Filter the listing below, copying every line in which the word "need" appears.

##### Excerpted data

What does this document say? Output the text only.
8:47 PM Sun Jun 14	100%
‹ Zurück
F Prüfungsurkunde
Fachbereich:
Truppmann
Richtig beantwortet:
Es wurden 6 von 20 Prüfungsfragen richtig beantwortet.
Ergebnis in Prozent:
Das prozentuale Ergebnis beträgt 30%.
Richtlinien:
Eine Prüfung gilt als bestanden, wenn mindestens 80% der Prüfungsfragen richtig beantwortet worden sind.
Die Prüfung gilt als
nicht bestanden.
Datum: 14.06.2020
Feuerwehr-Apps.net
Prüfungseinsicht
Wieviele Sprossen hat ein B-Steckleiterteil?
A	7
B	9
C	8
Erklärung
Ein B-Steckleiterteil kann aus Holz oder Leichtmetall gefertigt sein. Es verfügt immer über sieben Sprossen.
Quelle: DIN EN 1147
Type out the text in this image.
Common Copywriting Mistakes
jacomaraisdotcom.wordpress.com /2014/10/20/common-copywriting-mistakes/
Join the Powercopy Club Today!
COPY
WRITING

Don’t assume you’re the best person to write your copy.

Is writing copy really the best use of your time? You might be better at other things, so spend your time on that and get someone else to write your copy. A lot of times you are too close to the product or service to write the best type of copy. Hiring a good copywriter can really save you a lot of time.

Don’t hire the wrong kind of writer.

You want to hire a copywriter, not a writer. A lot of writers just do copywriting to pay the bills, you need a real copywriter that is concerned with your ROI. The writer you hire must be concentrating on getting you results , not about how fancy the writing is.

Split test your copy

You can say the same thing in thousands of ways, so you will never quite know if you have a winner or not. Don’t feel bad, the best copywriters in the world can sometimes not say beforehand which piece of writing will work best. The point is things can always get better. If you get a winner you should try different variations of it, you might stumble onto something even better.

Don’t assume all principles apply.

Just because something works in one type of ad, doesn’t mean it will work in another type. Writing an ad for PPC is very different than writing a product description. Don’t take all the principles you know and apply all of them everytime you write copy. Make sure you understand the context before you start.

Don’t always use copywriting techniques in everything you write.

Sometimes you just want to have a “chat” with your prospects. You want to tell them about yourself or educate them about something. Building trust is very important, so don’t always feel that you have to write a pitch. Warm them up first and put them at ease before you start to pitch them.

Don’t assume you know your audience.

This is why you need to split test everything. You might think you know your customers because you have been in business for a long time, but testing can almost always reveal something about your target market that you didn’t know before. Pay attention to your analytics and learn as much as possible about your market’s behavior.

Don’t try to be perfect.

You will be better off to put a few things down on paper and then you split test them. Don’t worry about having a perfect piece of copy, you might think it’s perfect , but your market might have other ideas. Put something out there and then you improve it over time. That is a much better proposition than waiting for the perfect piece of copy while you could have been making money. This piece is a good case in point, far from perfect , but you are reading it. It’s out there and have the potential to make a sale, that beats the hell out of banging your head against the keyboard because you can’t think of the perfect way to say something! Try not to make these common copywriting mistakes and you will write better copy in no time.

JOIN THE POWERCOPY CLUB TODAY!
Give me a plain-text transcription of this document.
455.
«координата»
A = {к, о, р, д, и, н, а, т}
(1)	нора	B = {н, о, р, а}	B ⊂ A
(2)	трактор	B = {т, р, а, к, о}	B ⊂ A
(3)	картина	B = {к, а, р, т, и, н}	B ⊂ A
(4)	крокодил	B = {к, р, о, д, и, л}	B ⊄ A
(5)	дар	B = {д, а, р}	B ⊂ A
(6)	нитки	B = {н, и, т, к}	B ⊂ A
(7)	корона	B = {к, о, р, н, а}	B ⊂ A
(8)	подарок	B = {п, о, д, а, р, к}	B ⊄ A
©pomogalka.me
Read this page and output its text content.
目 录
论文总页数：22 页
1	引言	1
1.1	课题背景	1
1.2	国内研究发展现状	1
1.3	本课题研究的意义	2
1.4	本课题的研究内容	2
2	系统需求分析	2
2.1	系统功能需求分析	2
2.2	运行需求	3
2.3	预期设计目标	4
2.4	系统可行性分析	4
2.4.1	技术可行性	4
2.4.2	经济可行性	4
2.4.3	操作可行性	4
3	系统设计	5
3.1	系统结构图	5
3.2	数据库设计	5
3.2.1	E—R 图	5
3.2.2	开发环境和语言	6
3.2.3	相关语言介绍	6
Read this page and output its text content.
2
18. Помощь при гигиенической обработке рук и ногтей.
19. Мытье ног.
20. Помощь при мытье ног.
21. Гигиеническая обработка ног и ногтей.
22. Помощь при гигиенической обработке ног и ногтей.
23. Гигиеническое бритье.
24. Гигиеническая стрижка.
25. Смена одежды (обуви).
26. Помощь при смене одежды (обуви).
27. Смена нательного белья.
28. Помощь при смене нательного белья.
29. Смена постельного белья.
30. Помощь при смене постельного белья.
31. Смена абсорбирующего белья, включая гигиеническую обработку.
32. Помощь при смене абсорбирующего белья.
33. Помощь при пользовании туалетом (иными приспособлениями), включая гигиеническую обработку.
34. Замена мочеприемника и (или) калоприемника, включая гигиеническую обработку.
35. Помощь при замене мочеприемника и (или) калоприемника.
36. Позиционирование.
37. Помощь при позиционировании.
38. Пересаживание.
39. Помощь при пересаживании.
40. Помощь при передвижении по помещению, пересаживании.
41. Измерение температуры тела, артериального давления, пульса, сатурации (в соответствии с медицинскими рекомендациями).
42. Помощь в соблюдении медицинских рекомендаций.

##########

Response =
You want to hire a copywriter, not a writer. A lot of writers just do copywriting to pay the bills, you need a real copywriter that is concerned with your ROI. The writer you hire must be concentrating on getting you results , not about how fancy the writing is.
This is why you need to split test everything. You might think you know your customers because you have been in business for a long time, but testing can almost always reveal something about your target market that you didn’t know before. Pay attention to your analytics and learn as much as possible about your market’s behavior.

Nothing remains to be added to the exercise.